Extrait du document »

☆ ☆ ☆ ☆ ☆ ☆ ☆

Anne Bonhomme Attendre poèmes éditions Le Coudrier, illustrations de Cathy Devylder (2024, 53 pages, 16 euros)
Dans les mots d’Anne Bonhomme la lumière agit en éclats suggérant la dispersion. Une sorte de transfert vers l’infini fortement couplé en craquements de glaciers semble agir en symbiose avec l’être et l’Univers.
Sur sa pause l’auteure est « esquif en route/ vers les souvenirs ». Il y a dans cette écriture « saisissement » dans le double sens du terme : celui qui exerce une sorte de stupeur angoissante et celui qui veut « saisir » jusqu’à l’instant ultime.
La beauté du texte est certainement dans ce doute qu’on retrouve parfois également chez un auteur comme JM Aubevert ,par exemple, qui, lui aussi, avait « beaucoup de mal avec les certitudes » tandis qu’Anne semble soumettre l’idée de « fin du monde » à l’idée même où chaque individu vivrait la sienne au moment de conclure son parcours personnel.

☆ ☆ ☆ ☆ ☆ ☆ ☆

Enregistrements extraits »
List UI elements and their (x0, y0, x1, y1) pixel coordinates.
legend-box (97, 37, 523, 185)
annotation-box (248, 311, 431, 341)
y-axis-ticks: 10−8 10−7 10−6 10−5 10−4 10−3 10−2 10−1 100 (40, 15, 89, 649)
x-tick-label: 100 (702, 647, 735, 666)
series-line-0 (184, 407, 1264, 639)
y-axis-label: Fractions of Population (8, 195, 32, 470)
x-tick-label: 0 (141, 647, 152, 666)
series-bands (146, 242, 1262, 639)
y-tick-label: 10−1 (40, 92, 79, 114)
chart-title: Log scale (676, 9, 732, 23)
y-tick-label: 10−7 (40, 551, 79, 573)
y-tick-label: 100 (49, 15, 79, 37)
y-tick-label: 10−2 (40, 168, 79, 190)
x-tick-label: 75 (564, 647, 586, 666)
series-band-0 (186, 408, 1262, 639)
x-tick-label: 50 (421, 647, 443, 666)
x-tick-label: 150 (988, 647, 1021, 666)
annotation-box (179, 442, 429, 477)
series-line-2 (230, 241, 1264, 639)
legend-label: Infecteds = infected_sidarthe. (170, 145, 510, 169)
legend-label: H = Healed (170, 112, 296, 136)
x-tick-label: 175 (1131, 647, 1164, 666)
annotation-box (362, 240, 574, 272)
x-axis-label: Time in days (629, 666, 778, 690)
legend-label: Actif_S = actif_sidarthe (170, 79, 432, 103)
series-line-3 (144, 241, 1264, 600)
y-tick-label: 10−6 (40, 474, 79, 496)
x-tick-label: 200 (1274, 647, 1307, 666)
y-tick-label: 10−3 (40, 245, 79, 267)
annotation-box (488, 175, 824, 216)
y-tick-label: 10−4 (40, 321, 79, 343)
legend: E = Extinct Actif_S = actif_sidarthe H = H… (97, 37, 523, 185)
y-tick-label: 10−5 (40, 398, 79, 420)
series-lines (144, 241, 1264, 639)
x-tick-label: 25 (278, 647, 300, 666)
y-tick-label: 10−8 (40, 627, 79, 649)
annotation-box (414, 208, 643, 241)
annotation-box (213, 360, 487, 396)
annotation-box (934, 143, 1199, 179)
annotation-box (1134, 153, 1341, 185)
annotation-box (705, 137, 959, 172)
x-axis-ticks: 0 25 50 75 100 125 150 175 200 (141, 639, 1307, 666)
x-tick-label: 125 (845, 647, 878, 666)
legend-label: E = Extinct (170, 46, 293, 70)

☆ ☆ ☆ ☆ ☆ ☆ ☆

Consigne » Relevez mot pour mot, dans la note de lecture sur le recueil Attendre, le passage qui va de « Dans les mots » jusqu'à « l’être et l’Univers. » inclus.

Corrigé »
Dans les mots d’Anne Bonhomme la lumière agit en éclats suggérant la dispersion. Une sorte de transfert vers l’infini fortement couplé en craquements de glaciers semble agir en symbiose avec l’être et l’Univers.